• [Task]:
From the records below, pull each line that has "Chen".

— Start Records for this exercise —

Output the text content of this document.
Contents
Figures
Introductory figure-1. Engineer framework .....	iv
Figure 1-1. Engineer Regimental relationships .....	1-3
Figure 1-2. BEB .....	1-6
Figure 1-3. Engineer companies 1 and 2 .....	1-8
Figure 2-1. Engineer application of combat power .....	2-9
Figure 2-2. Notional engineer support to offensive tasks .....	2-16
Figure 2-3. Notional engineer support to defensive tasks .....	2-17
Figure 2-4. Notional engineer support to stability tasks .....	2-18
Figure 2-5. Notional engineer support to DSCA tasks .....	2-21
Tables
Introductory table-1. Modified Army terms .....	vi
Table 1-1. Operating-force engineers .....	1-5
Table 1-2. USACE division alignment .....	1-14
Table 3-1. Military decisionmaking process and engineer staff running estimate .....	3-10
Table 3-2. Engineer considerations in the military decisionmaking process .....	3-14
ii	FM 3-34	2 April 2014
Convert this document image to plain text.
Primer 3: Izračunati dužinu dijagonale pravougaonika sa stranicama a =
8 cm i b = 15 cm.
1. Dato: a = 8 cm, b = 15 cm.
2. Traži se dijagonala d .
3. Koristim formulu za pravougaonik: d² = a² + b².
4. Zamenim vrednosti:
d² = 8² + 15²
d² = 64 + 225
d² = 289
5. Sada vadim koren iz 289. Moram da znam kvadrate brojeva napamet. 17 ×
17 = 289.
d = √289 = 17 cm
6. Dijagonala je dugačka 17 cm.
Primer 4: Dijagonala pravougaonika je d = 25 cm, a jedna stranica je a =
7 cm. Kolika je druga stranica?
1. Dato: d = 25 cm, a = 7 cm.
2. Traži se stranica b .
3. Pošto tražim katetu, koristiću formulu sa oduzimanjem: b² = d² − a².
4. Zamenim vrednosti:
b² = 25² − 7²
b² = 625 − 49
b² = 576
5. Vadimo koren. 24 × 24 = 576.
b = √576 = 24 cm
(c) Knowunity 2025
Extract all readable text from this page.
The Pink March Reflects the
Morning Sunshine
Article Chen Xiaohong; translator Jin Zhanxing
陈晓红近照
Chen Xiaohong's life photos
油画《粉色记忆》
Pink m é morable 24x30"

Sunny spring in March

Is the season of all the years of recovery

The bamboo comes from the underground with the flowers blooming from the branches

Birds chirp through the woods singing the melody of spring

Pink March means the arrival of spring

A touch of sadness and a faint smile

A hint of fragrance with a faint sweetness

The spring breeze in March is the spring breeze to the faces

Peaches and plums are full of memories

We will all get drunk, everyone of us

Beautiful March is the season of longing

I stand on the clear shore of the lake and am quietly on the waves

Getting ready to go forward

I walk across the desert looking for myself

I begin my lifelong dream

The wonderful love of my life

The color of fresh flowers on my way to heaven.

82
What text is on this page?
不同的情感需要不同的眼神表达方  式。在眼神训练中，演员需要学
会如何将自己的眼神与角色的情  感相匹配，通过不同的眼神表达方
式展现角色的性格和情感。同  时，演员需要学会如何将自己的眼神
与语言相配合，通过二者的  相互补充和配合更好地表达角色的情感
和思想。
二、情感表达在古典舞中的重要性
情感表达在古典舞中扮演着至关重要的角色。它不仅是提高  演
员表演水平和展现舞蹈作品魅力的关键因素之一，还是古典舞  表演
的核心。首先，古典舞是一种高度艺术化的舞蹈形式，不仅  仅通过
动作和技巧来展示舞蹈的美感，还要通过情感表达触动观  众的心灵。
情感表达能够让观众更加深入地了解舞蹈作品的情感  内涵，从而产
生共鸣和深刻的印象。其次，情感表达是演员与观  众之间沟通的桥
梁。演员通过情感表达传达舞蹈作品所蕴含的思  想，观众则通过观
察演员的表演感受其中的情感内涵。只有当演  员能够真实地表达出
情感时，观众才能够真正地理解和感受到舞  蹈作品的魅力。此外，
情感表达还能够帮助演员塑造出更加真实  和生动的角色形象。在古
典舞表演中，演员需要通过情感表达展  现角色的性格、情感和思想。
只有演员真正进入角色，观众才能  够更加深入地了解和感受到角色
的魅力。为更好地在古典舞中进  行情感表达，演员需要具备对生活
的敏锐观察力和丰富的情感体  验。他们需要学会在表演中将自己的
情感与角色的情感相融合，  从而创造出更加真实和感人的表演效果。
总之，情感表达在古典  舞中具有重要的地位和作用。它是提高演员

— End Records for this exercise —

• [Written solution]:
Article Chen Xiaohong; translator Jin Zhanxing
Chen Xiaohong's life photos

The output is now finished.